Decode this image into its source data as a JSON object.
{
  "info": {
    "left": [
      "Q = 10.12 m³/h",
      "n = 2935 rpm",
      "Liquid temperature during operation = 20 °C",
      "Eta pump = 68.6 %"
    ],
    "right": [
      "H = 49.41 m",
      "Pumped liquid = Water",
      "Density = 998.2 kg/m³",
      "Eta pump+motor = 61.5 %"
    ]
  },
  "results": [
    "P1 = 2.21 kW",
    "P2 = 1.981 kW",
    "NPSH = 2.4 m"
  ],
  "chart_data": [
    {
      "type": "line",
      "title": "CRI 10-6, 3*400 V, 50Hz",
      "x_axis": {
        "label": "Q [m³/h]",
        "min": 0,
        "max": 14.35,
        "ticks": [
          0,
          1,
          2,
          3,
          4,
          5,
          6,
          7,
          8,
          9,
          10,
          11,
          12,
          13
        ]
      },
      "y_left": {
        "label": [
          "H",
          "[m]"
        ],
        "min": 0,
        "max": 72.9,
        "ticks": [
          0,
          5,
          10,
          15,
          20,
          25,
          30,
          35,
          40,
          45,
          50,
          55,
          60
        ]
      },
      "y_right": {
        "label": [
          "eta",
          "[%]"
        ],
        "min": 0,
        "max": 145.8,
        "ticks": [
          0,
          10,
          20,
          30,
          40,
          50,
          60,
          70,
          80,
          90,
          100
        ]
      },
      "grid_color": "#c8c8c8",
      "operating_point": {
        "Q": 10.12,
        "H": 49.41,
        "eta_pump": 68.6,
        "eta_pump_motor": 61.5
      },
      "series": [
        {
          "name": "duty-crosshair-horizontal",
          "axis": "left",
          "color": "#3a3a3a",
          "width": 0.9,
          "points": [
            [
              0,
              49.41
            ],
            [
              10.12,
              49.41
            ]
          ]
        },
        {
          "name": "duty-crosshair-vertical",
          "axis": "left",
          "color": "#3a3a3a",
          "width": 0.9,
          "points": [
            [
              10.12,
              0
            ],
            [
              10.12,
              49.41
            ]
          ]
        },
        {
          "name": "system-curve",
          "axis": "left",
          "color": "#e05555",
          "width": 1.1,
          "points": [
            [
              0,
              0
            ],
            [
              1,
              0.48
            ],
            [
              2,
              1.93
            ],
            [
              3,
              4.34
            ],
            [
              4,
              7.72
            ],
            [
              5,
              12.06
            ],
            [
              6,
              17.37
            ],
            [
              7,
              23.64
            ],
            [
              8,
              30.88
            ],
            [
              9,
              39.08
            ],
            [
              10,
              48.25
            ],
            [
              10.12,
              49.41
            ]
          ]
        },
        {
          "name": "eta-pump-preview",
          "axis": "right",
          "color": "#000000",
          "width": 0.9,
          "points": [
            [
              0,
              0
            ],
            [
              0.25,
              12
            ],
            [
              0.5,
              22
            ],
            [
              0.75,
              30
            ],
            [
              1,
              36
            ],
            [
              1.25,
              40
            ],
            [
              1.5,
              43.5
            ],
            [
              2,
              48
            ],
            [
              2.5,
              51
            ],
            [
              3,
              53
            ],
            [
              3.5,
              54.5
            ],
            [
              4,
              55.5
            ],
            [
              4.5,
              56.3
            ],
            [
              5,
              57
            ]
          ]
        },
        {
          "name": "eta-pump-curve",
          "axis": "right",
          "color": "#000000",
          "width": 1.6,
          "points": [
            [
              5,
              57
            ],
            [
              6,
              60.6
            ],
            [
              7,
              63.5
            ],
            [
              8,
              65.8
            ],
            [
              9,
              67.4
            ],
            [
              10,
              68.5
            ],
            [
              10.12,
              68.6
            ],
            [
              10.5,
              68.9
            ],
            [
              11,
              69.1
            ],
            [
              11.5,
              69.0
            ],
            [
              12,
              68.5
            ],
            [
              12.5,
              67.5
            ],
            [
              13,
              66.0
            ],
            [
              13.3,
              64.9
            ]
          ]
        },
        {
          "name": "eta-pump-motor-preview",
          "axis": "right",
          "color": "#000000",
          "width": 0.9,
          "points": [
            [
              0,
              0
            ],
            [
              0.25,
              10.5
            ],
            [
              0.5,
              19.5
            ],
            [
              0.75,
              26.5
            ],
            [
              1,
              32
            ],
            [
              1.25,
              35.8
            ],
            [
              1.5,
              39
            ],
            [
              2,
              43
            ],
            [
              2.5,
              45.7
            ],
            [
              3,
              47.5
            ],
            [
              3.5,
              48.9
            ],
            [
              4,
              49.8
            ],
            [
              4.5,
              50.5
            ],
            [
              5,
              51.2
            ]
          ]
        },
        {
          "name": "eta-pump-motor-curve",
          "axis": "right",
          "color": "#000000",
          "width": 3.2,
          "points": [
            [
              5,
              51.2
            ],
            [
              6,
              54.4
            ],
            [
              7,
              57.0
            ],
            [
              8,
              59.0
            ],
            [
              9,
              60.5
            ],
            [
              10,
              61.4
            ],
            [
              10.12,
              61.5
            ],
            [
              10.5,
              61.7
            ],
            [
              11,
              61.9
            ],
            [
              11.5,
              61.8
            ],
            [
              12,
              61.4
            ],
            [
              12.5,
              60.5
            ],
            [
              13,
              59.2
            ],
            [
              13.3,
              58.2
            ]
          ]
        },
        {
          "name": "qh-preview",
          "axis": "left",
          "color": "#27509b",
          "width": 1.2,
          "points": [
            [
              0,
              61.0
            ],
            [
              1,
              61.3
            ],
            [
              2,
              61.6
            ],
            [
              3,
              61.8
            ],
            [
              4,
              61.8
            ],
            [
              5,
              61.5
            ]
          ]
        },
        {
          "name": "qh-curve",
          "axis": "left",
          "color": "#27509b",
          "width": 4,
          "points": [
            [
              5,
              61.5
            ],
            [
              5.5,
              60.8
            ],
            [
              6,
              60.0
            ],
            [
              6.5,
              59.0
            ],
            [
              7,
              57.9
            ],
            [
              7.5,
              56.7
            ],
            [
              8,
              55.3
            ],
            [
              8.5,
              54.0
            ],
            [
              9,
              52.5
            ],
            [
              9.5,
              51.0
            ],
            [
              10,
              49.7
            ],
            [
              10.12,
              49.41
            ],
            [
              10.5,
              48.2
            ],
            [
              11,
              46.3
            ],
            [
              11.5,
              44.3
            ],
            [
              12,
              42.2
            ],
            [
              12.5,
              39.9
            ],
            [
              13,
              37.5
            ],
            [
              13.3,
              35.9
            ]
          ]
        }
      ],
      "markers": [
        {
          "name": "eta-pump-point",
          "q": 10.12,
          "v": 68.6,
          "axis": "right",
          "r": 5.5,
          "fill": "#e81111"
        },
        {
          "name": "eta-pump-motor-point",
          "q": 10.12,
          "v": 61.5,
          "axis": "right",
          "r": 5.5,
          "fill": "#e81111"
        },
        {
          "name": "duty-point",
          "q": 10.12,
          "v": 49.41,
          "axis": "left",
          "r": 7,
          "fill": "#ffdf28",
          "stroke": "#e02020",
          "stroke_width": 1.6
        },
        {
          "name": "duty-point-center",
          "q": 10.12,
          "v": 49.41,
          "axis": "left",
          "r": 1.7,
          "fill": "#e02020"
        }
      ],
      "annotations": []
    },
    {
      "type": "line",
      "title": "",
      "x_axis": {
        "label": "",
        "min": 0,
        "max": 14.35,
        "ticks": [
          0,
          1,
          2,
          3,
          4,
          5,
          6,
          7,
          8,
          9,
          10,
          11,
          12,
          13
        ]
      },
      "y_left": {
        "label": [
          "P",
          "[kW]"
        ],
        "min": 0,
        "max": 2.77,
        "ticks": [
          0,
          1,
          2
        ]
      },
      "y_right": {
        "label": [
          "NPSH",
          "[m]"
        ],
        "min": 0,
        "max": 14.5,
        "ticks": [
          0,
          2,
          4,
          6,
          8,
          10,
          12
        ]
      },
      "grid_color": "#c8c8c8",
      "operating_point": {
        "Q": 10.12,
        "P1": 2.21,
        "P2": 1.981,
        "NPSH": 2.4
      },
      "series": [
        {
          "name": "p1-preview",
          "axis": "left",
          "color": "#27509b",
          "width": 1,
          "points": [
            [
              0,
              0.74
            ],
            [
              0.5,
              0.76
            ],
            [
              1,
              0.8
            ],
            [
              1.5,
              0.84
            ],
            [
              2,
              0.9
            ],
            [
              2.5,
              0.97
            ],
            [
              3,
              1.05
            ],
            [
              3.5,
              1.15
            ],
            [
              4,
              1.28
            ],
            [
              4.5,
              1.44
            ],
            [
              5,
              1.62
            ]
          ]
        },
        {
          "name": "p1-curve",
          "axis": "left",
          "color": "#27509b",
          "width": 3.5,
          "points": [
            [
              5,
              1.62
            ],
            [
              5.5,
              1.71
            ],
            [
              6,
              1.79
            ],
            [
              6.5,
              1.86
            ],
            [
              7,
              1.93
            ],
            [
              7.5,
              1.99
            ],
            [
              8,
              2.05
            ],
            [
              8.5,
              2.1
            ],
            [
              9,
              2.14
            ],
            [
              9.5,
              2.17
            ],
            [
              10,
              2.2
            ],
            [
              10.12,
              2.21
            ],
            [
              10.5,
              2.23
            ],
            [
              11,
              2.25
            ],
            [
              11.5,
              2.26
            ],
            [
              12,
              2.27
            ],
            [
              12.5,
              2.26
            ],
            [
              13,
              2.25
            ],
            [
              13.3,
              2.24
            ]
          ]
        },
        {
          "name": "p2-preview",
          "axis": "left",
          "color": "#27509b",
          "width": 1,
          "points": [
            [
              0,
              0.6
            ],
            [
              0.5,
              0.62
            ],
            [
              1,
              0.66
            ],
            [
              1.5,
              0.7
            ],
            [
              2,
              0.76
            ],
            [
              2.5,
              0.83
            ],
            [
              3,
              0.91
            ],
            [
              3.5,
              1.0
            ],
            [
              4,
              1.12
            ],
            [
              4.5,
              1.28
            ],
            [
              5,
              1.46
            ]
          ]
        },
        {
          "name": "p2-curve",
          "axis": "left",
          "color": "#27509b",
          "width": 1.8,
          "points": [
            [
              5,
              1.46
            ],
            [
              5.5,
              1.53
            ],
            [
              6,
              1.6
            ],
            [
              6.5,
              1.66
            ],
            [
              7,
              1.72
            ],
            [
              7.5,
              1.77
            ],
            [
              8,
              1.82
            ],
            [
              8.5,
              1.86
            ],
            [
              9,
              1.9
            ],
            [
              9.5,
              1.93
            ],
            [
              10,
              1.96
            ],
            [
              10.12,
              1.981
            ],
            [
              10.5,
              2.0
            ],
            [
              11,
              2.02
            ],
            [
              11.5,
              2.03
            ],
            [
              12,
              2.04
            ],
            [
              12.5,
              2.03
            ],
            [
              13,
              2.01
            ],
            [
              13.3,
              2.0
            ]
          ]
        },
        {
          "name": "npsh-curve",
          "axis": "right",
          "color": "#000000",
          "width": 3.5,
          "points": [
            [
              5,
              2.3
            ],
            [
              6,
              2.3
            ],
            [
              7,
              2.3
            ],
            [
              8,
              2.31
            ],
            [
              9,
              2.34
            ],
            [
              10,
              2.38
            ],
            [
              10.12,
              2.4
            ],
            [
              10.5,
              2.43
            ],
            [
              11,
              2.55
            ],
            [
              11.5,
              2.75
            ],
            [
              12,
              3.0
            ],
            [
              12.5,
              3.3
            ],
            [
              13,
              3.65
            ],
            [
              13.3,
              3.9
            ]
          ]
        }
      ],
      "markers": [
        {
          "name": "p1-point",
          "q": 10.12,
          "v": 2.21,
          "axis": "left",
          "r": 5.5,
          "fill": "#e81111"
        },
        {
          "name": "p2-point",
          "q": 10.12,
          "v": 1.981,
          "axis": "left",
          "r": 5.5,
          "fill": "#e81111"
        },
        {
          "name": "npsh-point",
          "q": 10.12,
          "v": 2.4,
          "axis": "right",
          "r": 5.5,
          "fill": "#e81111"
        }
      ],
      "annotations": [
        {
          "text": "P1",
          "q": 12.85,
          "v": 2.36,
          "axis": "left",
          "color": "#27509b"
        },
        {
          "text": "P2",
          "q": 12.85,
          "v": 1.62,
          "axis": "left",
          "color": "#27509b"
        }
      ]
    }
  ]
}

Written exercise
A number is the only answer here: how many lines of the material above contain "duty"?

Answer for the task
4